Check every line below for the string "看不见的手", and copy the lines that contain it.
■ ■ ■ ■ ■
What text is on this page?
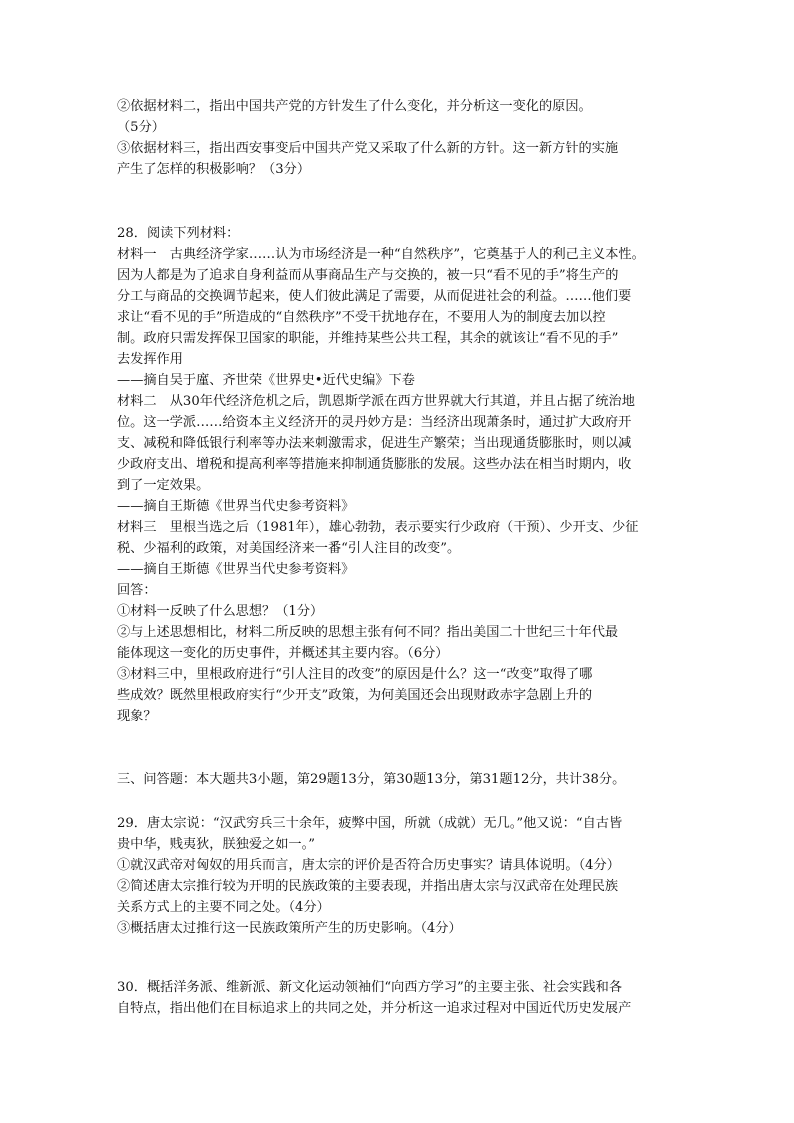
②依据材料二，指出中国共产党的方针发生了什么变化，并分析这一变化的原因。
（5分）
③依据材料三，指出西安事变后中国共产党又采取了什么新的方针。这一新方针的实施
产生了怎样的积极影响？（3分）
28．阅读下列材料：
材料一　古典经济学家……认为市场经济是一种“自然秩序”，它奠基于人的利己主义本性。
因为人都是为了追求自身利益而从事商品生产与交换的，被一只“看不见的手”将生产的
分工与商品的交换调节起来，使人们彼此满足了需要，从而促进社会的利益。……他们要
求让“看不见的手”所造成的“自然秩序”不受干扰地存在，不要用人为的制度去加以控
制。政府只需发挥保卫国家的职能，并维持某些公共工程，其余的就该让“看不见的手”
去发挥作用
——摘自吴于廑、齐世荣《世界史•近代史编》下卷
材料二　从30年代经济危机之后，凯恩斯学派在西方世界就大行其道，并且占据了统治地
位。这一学派……给资本主义经济开的灵丹妙方是：当经济出现萧条时，通过扩大政府开
支、减税和降低银行利率等办法来刺激需求，促进生产繁荣；当出现通货膨胀时，则以减
少政府支出、增税和提高利率等措施来抑制通货膨胀的发展。这些办法在相当时期内，收
到了一定效果。
——摘自王斯德《世界当代史参考资料》
材料三　里根当选之后（1981年），雄心勃勃，表示要实行少政府（干预）、少开支、少征
税、少福利的政策，对美国经济来一番“引人注目的改变”。
——摘自王斯德《世界当代史参考资料》
回答：
①材料一反映了什么思想？（1分）
②与上述思想相比，材料二所反映的思想主张有何不同？指出美国二十世纪三十年代最
能体现这一变化的历史事件，并概述其主要内容。（6分）
③材料三中，里根政府进行“引人注目的改变”的原因是什么？这一“改变”取得了哪
些成效？既然里根政府实行“少开支”政策，为何美国还会出现财政赤字急剧上升的
现象？
三、问答题：本大题共3小题，第29题13分，第30题13分，第31题12分，共计38分。
29．唐太宗说：“汉武穷兵三十余年，疲弊中国，所就（成就）无几。”他又说：“自古皆
贵中华，贱夷狄，朕独爱之如一。”
①就汉武帝对匈奴的用兵而言，唐太宗的评价是否符合历史事实？请具体说明。（4分）
②简述唐太宗推行较为开明的民族政策的主要表现，并指出唐太宗与汉武帝在处理民族
关系方式上的主要不同之处。（4分）
③概括唐太过推行这一民族政策所产生的历史影响。（4分）
30．概括洋务派、维新派、新文化运动领袖们“向西方学习”的主要主张、社会实践和各
自特点，指出他们在目标追求上的共同之处，并分析这一追求过程对中国近代历史发展产
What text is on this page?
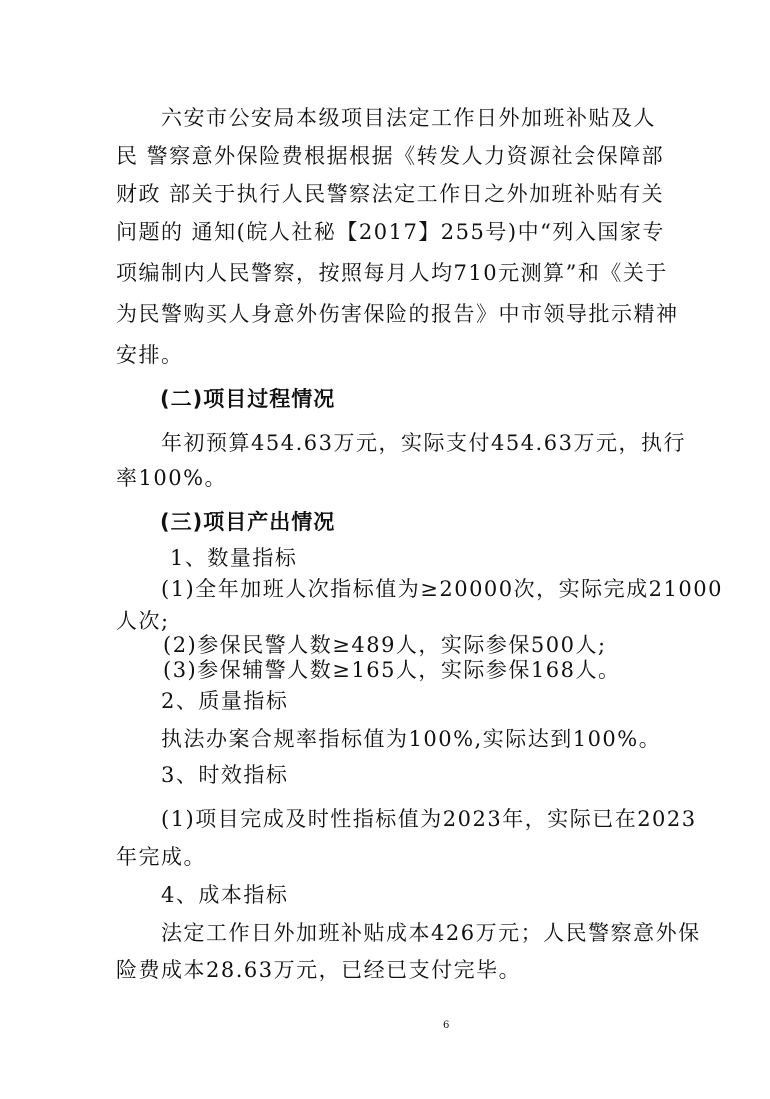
六安市公安局本级项目法定工作日外加班补贴及人
民 警察意外保险费根据根据《转发人力资源社会保障部
财政 部关于执行人民警察法定工作日之外加班补贴有关
问题的 通知(皖人社秘【2017】255号)中“列入国家专
项编制内人民警察，按照每月人均710元测算”和《关于
为民警购买人身意外伤害保险的报告》中市领导批示精神
安排。
(二)项目过程情况
年初预算454.63万元，实际支付454.63万元，执行
率100%。
(三)项目产出情况
1、数量指标
(1)全年加班人次指标值为≥20000次，实际完成21000
人次;
(2)参保民警人数≥489人，实际参保500人;
(3)参保辅警人数≥165人，实际参保168人。
2、质量指标
执法办案合规率指标值为100%,实际达到100%。
3、时效指标
(1)项目完成及时性指标值为2023年，实际已在2023
年完成。
4、成本指标
法定工作日外加班补贴成本426万元；人民警察意外保
险费成本28.63万元，已经已支付完毕。
6
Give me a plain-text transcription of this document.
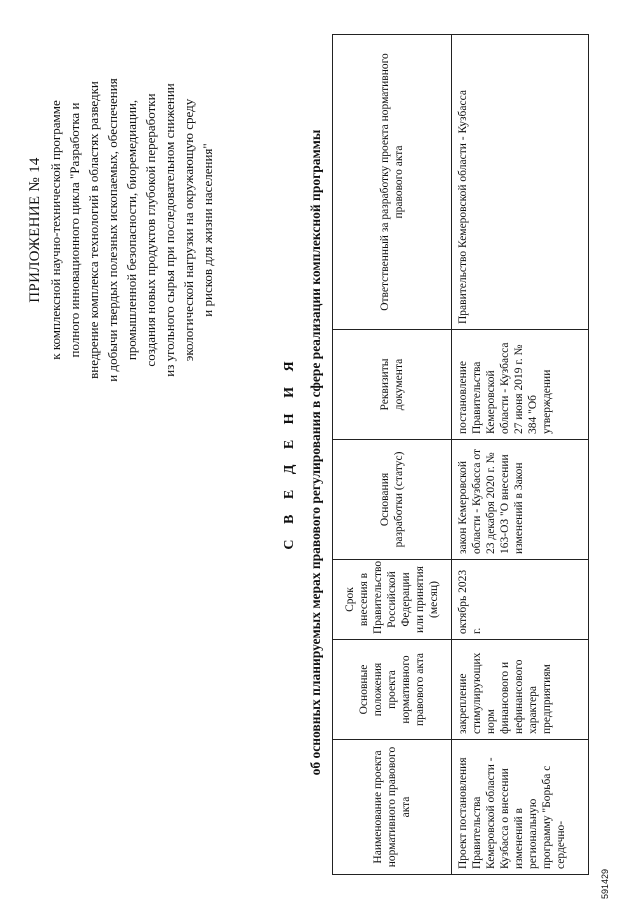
ПРИЛОЖЕНИЕ № 14 к комплексной научно-технической программе полного инновационного цикла "Разработка и внедрение комплекса технологий в областях разведки и добычи твердых полезных ископаемых, обеспечения промышленной безопасности, биоремедиации, создания новых продуктов глубокой переработки из угольного сырья при последовательном снижении экологической нагрузки на окружающую среду и рисков для жизни населения"
С В Е Д Е Н И Я об основных планируемых мерах правового регулирования в сфере реализации комплексной программы
Наименование проекта нормативного правового акта	Основные положения проекта нормативного правового акта	Срок внесения в Правительство Российской Федерации или принятия (месяц)	Основания разработки (статус)	Реквизиты документа	Ответственный за разработку проекта нормативного правового акта
Проект постановления Правительства Кемеровской области - Кузбасса о внесении изменений в региональную программу "Борьба с сердечно-	закрепление стимулирующих норм финансового и нефинансового характера предприятиям	октябрь 2023 г.	закон Кемеровской области - Кузбасса от 23 декабря 2020 г. № 163-ОЗ "О внесении изменений в Закон	постановление Правительства Кемеровской области - Кузбасса 27 июня 2019 г. № 384 "Об утверждении	Правительство Кемеровской области - Кузбасса
591429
■ ■ ■ ■ ■
**EXERCISE RESULT:**
因为人都是为了追求自身利益而从事商品生产与交换的，被一只“看不见的手”将生产的
求让“看不见的手”所造成的“自然秩序”不受干扰地存在，不要用人为的制度去加以控
制。政府只需发挥保卫国家的职能，并维持某些公共工程，其余的就该让“看不见的手”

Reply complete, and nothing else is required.